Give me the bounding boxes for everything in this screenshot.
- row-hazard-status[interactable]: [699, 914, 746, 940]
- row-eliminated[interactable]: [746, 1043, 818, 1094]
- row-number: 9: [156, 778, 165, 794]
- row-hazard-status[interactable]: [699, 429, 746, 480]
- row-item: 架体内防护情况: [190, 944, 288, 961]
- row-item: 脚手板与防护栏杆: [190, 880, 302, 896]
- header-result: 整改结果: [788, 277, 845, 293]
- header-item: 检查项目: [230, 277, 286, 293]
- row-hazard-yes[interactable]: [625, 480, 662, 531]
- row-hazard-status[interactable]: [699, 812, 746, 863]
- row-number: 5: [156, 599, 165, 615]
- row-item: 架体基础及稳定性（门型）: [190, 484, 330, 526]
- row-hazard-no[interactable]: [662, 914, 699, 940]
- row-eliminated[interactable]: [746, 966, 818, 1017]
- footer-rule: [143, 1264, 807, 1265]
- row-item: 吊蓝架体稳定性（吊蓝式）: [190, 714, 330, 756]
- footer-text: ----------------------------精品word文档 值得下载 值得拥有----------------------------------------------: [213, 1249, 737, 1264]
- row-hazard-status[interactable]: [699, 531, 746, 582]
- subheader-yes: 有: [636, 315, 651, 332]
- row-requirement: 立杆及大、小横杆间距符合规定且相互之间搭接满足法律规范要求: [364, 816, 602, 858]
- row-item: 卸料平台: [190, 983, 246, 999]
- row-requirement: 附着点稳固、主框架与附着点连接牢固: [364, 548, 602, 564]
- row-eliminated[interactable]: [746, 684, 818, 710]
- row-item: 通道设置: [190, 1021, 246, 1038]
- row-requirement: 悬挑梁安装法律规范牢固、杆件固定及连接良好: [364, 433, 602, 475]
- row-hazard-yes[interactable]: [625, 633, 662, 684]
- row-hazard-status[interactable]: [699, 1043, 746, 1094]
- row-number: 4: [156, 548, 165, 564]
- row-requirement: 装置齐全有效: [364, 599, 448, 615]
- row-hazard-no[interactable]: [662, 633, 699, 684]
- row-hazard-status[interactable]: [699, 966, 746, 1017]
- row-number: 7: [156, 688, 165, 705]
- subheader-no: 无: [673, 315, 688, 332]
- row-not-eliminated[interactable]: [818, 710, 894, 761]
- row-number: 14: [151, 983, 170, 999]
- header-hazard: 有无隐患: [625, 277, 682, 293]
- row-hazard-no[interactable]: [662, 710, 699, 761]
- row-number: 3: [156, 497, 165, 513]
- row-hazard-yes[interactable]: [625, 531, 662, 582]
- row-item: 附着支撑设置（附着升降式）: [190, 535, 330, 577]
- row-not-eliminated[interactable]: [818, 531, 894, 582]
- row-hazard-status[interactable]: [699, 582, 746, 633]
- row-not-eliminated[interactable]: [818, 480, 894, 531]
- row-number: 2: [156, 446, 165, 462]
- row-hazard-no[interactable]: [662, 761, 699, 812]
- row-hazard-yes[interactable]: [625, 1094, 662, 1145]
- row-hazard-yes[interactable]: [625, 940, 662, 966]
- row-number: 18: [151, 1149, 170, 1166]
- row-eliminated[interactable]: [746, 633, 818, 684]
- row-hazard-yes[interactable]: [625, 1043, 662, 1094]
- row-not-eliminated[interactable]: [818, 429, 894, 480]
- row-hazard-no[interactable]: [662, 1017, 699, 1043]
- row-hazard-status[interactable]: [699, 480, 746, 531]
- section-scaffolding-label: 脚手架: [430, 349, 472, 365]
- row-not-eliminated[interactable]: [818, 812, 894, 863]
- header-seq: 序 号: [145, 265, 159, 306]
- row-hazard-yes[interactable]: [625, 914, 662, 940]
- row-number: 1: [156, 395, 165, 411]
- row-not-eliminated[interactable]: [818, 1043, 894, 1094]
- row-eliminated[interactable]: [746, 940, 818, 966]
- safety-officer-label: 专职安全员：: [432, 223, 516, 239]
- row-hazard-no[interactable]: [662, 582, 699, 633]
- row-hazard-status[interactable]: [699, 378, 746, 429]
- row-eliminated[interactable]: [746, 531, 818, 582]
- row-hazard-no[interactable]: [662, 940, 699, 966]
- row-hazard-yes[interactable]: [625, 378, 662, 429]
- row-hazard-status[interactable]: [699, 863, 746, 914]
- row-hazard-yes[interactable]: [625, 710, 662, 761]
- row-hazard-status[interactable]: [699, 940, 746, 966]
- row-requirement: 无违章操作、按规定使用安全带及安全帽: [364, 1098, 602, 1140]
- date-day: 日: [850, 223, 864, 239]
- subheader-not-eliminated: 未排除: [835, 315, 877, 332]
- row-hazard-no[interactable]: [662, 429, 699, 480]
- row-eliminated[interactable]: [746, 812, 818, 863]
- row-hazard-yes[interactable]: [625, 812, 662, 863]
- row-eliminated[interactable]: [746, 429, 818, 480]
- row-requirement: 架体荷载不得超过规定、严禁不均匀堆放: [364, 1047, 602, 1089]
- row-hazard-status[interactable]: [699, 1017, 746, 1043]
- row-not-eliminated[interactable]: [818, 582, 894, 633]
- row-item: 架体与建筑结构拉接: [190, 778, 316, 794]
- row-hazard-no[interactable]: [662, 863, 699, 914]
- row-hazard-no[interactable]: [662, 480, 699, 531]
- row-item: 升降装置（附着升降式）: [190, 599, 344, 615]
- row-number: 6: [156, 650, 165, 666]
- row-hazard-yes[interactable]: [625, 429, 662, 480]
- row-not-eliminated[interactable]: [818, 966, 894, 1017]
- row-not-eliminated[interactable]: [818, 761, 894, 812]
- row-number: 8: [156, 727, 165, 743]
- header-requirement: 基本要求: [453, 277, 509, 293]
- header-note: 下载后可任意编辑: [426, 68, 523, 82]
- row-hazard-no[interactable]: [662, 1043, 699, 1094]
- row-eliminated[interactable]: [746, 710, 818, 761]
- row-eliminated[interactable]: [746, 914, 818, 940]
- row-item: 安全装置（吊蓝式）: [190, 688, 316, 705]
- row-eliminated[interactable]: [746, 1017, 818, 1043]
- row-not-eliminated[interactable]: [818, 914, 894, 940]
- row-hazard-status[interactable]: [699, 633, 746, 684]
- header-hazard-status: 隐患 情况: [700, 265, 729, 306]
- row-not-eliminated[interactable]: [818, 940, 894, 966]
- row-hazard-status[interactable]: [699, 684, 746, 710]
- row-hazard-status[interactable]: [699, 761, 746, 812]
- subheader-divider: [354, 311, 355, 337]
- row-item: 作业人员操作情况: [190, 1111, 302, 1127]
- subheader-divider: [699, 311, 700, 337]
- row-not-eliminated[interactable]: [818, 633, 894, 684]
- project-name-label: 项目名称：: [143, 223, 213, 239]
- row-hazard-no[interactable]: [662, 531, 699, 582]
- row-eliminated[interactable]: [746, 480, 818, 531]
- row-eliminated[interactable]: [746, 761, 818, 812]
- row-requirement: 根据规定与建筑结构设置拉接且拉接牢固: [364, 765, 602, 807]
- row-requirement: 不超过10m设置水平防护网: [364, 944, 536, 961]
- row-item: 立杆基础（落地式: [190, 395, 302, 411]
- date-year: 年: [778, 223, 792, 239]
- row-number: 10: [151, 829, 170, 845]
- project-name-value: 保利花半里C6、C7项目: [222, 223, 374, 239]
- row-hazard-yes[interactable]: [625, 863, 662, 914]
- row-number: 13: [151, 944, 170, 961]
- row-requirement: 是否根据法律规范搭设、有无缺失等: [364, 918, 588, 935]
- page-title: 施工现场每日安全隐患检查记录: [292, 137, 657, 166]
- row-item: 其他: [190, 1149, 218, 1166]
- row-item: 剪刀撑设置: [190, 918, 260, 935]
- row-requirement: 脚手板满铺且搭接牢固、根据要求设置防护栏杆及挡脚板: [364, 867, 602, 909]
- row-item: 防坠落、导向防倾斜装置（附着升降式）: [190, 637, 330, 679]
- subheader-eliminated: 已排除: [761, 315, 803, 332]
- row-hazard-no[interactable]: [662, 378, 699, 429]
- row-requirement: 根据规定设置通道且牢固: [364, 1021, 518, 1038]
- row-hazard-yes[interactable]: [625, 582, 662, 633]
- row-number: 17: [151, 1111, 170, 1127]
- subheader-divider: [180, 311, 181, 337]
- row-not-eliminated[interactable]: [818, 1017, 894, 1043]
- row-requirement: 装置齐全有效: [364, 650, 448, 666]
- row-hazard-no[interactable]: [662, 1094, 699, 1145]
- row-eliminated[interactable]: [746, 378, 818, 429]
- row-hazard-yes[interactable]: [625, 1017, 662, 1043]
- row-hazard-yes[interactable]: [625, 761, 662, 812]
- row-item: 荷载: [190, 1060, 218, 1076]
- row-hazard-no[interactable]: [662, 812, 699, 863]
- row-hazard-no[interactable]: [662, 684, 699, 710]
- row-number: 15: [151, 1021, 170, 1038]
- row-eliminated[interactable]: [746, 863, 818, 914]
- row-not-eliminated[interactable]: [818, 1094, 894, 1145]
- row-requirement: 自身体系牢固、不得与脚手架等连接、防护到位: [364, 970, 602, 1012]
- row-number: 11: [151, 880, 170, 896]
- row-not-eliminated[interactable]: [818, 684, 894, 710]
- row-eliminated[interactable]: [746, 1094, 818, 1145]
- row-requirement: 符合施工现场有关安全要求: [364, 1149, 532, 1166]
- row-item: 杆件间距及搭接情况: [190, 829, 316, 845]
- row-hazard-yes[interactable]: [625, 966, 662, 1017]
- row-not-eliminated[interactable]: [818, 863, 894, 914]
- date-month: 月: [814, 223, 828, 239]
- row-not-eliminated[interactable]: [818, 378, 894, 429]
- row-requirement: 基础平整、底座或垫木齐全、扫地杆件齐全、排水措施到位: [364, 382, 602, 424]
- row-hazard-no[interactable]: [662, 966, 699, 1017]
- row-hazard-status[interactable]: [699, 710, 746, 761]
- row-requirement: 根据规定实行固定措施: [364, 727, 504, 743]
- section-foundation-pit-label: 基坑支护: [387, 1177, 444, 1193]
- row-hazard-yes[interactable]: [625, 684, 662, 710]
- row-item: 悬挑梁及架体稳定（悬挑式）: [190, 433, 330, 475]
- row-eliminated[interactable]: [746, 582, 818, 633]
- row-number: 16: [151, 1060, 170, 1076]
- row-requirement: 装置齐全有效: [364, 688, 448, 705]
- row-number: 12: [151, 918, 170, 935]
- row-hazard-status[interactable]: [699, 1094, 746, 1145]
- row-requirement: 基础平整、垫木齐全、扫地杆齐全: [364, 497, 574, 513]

→ Task details:
Output the items from the start of the items through the line containing "- subheader-no: 无: [673, 315, 688, 332]", both ends included, as a Markdown table with the columns Row and Line. Number each row and omit any blank lines.

→ Completed exercise:
| Row | Line |
|---|---|
| 1 | Give me the bounding boxes for everything in this screenshot. |
| 2 | - row-hazard-status[interactable]: [699, 914, 746, 940] |
| 3 | - row-eliminated[interactable]: [746, 1043, 818, 1094] |
| 4 | - row-number: 9: [156, 778, 165, 794] |
| 5 | - row-hazard-status[interactable]: [699, 429, 746, 480] |
| 6 | - row-item: 架体内防护情况: [190, 944, 288, 961] |
| 7 | - row-item: 脚手板与防护栏杆: [190, 880, 302, 896] |
| 8 | - header-result: 整改结果: [788, 277, 845, 293] |
| 9 | - header-item: 检查项目: [230, 277, 286, 293] |
| 10 | - row-hazard-yes[interactable]: [625, 480, 662, 531] |
| 11 | - row-hazard-status[interactable]: [699, 812, 746, 863] |
| 12 | - row-number: 5: [156, 599, 165, 615] |
| 13 | - row-item: 架体基础及稳定性（门型）: [190, 484, 330, 526] |
| 14 | - row-hazard-no[interactable]: [662, 914, 699, 940] |
| 15 | - row-eliminated[interactable]: [746, 966, 818, 1017] |
| 16 | - footer-rule: [143, 1264, 807, 1265] |
| 17 | - row-item: 吊蓝架体稳定性（吊蓝式）: [190, 714, 330, 756] |
| 18 | - footer-text: ----------------------------精品word文档 值得下载 值得拥有----------------------------------------------: [213, 1249, 737, 1264] |
| 19 | - row-hazard-status[interactable]: [699, 531, 746, 582] |
| 20 | - subheader-yes: 有: [636, 315, 651, 332] |
| 21 | - row-requirement: 立杆及大、小横杆间距符合规定且相互之间搭接满足法律规范要求: [364, 816, 602, 858] |
| 22 | - row-item: 卸料平台: [190, 983, 246, 999] |
| 23 | - row-requirement: 附着点稳固、主框架与附着点连接牢固: [364, 548, 602, 564] |
| 24 | - row-eliminated[interactable]: [746, 684, 818, 710] |
| 25 | - row-item: 通道设置: [190, 1021, 246, 1038] |
| 26 | - row-requirement: 悬挑梁安装法律规范牢固、杆件固定及连接良好: [364, 433, 602, 475] |
| 27 | - row-hazard-yes[interactable]: [625, 633, 662, 684] |
| 28 | - row-hazard-status[interactable]: [699, 1043, 746, 1094] |
| 29 | - row-number: 4: [156, 548, 165, 564] |
| 30 | - row-requirement: 装置齐全有效: [364, 599, 448, 615] |
| 31 | - row-hazard-no[interactable]: [662, 633, 699, 684] |
| 32 | - row-hazard-status[interactable]: [699, 966, 746, 1017] |
| 33 | - row-number: 7: [156, 688, 165, 705] |
| 34 | - subheader-no: 无: [673, 315, 688, 332] |